What this task involves: Retype the records that come next, word for word.

* START Supplied information *

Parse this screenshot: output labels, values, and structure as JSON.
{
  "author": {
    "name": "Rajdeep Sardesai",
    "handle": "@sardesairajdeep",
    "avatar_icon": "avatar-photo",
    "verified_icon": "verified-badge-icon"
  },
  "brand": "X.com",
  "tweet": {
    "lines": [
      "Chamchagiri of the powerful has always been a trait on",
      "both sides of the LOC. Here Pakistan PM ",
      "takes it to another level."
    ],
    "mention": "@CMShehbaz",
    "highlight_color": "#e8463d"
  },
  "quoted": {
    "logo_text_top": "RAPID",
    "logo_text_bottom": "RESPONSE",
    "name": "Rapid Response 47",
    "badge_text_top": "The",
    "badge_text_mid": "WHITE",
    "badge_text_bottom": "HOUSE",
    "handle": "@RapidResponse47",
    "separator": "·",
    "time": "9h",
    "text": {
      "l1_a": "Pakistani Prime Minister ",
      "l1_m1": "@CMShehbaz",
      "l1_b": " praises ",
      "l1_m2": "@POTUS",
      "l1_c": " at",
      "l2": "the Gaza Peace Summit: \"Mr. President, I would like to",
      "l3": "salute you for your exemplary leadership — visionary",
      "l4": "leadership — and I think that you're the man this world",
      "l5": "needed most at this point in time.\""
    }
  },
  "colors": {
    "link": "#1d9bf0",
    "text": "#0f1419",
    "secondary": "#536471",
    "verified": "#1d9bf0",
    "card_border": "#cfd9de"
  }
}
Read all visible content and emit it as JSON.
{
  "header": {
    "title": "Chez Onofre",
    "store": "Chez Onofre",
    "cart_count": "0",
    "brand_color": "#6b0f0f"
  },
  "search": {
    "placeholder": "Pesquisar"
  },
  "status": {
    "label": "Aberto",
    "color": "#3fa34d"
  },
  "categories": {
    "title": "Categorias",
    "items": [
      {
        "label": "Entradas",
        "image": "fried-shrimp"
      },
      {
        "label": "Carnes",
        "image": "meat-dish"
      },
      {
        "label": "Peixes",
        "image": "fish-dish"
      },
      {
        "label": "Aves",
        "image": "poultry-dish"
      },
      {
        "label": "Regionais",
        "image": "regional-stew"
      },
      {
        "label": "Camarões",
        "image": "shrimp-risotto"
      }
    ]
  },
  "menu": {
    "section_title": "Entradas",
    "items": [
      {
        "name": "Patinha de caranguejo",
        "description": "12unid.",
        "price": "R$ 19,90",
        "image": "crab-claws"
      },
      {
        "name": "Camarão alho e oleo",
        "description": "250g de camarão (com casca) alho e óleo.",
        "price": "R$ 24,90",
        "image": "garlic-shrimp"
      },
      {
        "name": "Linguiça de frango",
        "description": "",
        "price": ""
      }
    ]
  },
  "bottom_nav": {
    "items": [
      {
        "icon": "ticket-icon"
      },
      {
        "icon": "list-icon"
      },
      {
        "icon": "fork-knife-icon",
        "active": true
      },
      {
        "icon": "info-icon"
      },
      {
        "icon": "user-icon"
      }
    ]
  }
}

* END Supplied information *

Final answer:
Parse this screenshot: output labels, values, and structure as JSON.
{
  "author": {
    "name": "Rajdeep Sardesai",
    "handle": "@sardesairajdeep",
    "avatar_icon": "avatar-photo",
    "verified_icon": "verified-badge-icon"
  },
  "brand": "X.com",
  "tweet": {
    "lines": [
      "Chamchagiri of the powerful has always been a trait on",
      "both sides of the LOC. Here Pakistan PM ",
      "takes it to another level."
    ],
    "mention": "@CMShehbaz",
    "highlight_color": "#e8463d"
  },
  "quoted": {
    "logo_text_top": "RAPID",
    "logo_text_bottom": "RESPONSE",
    "name": "Rapid Response 47",
    "badge_text_top": "The",
    "badge_text_mid": "WHITE",
    "badge_text_bottom": "HOUSE",
    "handle": "@RapidResponse47",
    "separator": "·",
    "time": "9h",
    "text": {
      "l1_a": "Pakistani Prime Minister ",
      "l1_m1": "@CMShehbaz",
      "l1_b": " praises ",
      "l1_m2": "@POTUS",
      "l1_c": " at",
      "l2": "the Gaza Peace Summit: \"Mr. President, I would like to",
      "l3": "salute you for your exemplary leadership — visionary",
      "l4": "leadership — and I think that you're the man this world",
      "l5": "needed most at this point in time.\""
    }
  },
  "colors": {
    "link": "#1d9bf0",
    "text": "#0f1419",
    "secondary": "#536471",
    "verified": "#1d9bf0",
    "card_border": "#cfd9de"
  }
}
Read all visible content and emit it as JSON.
{
  "header": {
    "title": "Chez Onofre",
    "store": "Chez Onofre",
    "cart_count": "0",
    "brand_color": "#6b0f0f"
  },
  "search": {
    "placeholder": "Pesquisar"
  },
  "status": {
    "label": "Aberto",
    "color": "#3fa34d"
  },
  "categories": {
    "title": "Categorias",
    "items": [
      {
        "label": "Entradas",
        "image": "fried-shrimp"
      },
      {
        "label": "Carnes",
        "image": "meat-dish"
      },
      {
        "label": "Peixes",
        "image": "fish-dish"
      },
      {
        "label": "Aves",
        "image": "poultry-dish"
      },
      {
        "label": "Regionais",
        "image": "regional-stew"
      },
      {
        "label": "Camarões",
        "image": "shrimp-risotto"
      }
    ]
  },
  "menu": {
    "section_title": "Entradas",
    "items": [
      {
        "name": "Patinha de caranguejo",
        "description": "12unid.",
        "price": "R$ 19,90",
        "image": "crab-claws"
      },
      {
        "name": "Camarão alho e oleo",
        "description": "250g de camarão (com casca) alho e óleo.",
        "price": "R$ 24,90",
        "image": "garlic-shrimp"
      },
      {
        "name": "Linguiça de frango",
        "description": "",
        "price": ""
      }
    ]
  },
  "bottom_nav": {
    "items": [
      {
        "icon": "ticket-icon"
      },
      {
        "icon": "list-icon"
      },
      {
        "icon": "fork-knife-icon",
        "active": true
      },
      {
        "icon": "info-icon"
      },
      {
        "icon": "user-icon"
      }
    ]
  }
}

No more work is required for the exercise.